◆ **PROBLEM DESCRIPTION**: Write out the full listing exactly as given, minus the images.

◆ **MATERIAL FOR THIS TASK**:
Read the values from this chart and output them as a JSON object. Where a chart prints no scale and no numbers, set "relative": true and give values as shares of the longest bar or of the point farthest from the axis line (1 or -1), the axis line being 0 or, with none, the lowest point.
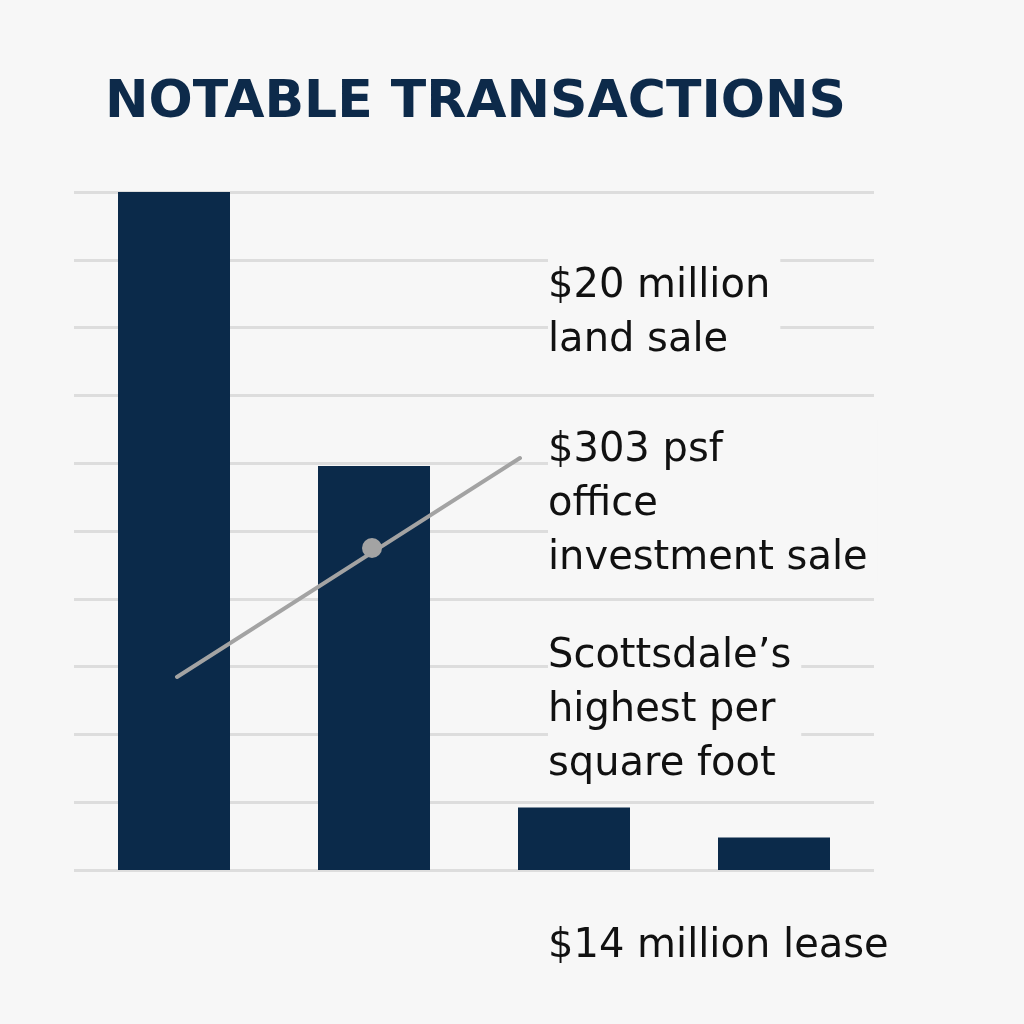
{
  "chart_data": {
    "type": "bar",
    "title": "NOTABLE TRANSACTIONS",
    "relative": true,
    "grid": "y",
    "categories": [
      null,
      null,
      null,
      null
    ],
    "series": [
      {
        "color": "#0b2a4a",
        "values": [
          1,
          0.596,
          0.092,
          0.048
        ]
      }
    ],
    "annotations": [
      "$20 million\nland sale",
      "$303 psf\noffice\ninvestment sale",
      "Scottsdale’s\nhighest per\nsquare foot",
      "$14 million lease"
    ]
  }
}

◆ **FINAL RESULT**:
Read the values from this chart and output them as a JSON object. Where a chart prints no scale and no numbers, set "relative": true and give values as shares of the longest bar or of the point farthest from the axis line (1 or -1), the axis line being 0 or, with none, the lowest point.
{
  "chart_data": {
    "type": "bar",
    "title": "NOTABLE TRANSACTIONS",
    "relative": true,
    "grid": "y",
    "categories": [
      null,
      null,
      null,
      null
    ],
    "series": [
      {
        "color": "#0b2a4a",
        "values": [
          1,
          0.596,
          0.092,
          0.048
        ]
      }
    ],
    "annotations": [
      "$20 million\nland sale",
      "$303 psf\noffice\ninvestment sale",
      "Scottsdale’s\nhighest per\nsquare foot",
      "$14 million lease"
    ]
  }
}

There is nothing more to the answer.